* _RECORD EXTRACTS_
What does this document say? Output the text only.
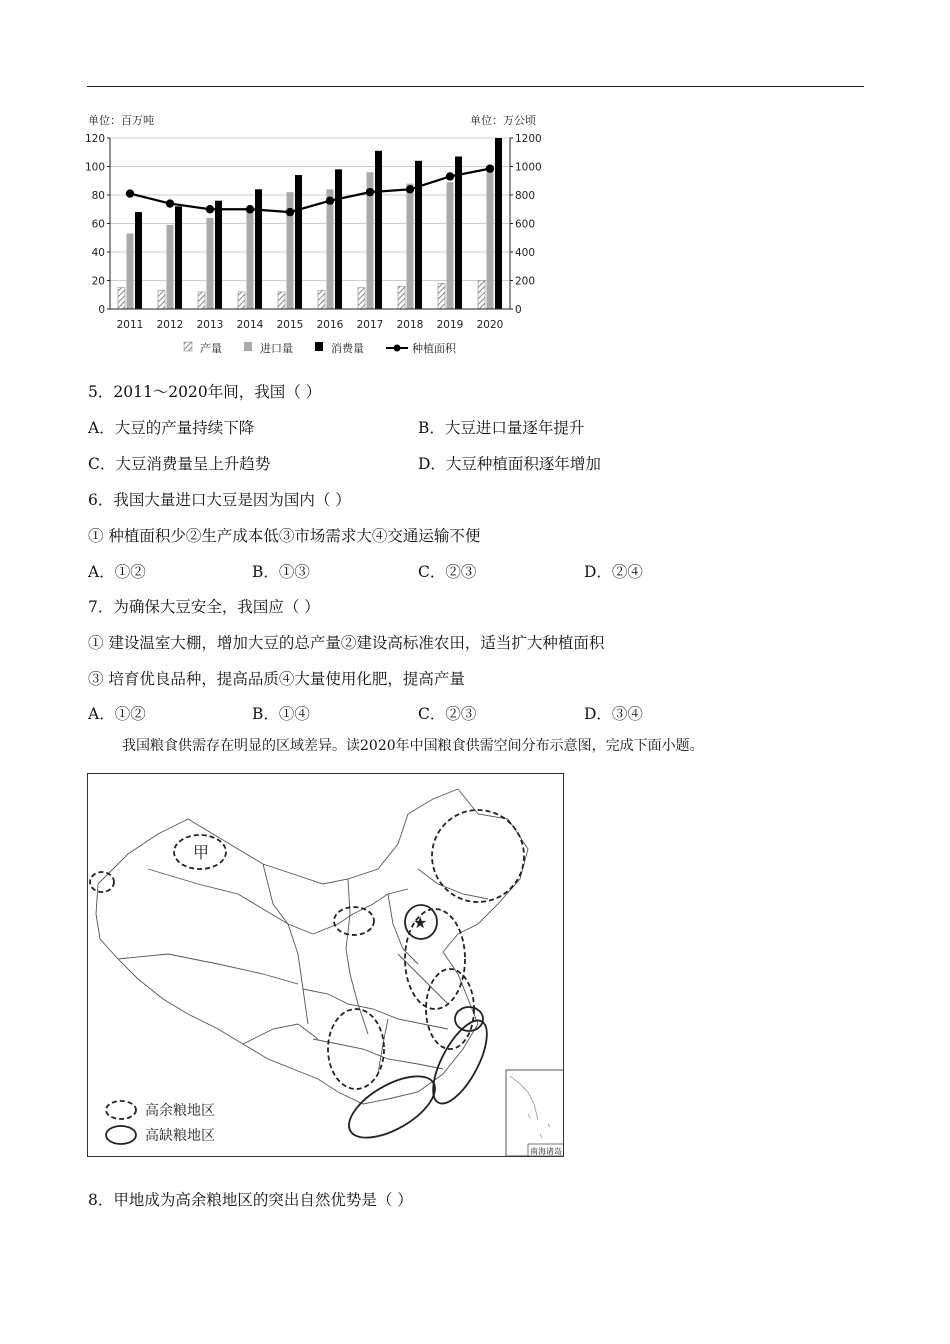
单位：百万吨	单位：万公顷
0
20
40
60
80
100
120
0
200
400
600
800
1000
1200
2011 2012 2013 2014 2015 2016 2017 2018 2019 2020
产量	进口量	消费量	种植面积
5．2011～2020年间，我国（ ）
A．大豆的产量持续下降	B．大豆进口量逐年提升
C．大豆消费量呈上升趋势	D．大豆种植面积逐年增加
6．我国大量进口大豆是因为国内（ ）
① 种植面积少②生产成本低③市场需求大④交通运输不便
A．①②	B．①③	C．②③	D．②④
7．为确保大豆安全，我国应（ ）
① 建设温室大棚，增加大豆的总产量②建设高标准农田，适当扩大种植面积
③ 培育优良品种，提高品质④大量使用化肥，提高产量
A．①②	B．①④	C．②③	D．③④
我国粮食供需存在明显的区域差异。读2020年中国粮食供需空间分布示意图，完成下面小题。
★
甲
南海诸岛
高余粮地区
高缺粮地区
8．甲地成为高余粮地区的突出自然优势是（ ）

* _WHAT THE EXERCISE ASKS_
Leave out every picture and copy the rest of the records exactly.

* _EXERCISE RESULT_
What does this document say? Output the text only.
单位：百万吨	单位：万公顷
0
20
40
60
80
100
120
0
200
400
600
800
1000
1200
2011 2012 2013 2014 2015 2016 2017 2018 2019 2020
产量	进口量	消费量	种植面积
5．2011～2020年间，我国（ ）
A．大豆的产量持续下降	B．大豆进口量逐年提升
C．大豆消费量呈上升趋势	D．大豆种植面积逐年增加
6．我国大量进口大豆是因为国内（ ）
① 种植面积少②生产成本低③市场需求大④交通运输不便
A．①②	B．①③	C．②③	D．②④
7．为确保大豆安全，我国应（ ）
① 建设温室大棚，增加大豆的总产量②建设高标准农田，适当扩大种植面积
③ 培育优良品种，提高品质④大量使用化肥，提高产量
A．①②	B．①④	C．②③	D．③④
我国粮食供需存在明显的区域差异。读2020年中国粮食供需空间分布示意图，完成下面小题。
★
甲
南海诸岛
高余粮地区
高缺粮地区
8．甲地成为高余粮地区的突出自然优势是（ ）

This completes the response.